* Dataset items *
######
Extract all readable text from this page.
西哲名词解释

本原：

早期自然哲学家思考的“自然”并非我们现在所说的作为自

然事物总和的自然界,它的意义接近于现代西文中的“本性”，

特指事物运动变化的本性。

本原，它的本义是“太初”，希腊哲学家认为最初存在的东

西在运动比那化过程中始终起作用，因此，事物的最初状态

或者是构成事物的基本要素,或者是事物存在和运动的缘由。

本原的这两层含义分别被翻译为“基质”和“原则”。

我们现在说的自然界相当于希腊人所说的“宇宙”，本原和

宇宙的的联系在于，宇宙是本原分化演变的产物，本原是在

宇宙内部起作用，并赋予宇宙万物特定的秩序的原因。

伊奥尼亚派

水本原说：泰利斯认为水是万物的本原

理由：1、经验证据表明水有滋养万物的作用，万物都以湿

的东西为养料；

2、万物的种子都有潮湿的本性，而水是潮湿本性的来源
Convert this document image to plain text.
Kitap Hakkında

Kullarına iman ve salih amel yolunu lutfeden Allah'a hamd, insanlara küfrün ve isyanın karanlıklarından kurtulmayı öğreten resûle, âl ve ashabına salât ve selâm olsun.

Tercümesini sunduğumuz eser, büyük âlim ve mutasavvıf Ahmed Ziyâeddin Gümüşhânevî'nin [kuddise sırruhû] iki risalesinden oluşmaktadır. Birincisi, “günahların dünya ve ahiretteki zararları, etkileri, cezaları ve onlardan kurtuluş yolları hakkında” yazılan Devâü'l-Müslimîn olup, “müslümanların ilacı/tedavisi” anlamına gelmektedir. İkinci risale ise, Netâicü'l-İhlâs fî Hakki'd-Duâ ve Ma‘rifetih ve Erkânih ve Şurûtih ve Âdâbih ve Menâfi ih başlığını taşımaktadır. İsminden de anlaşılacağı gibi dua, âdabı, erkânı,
######
* What is needed *
State the number of lines above that hold the string "this", with nothing added.

* Written response *
2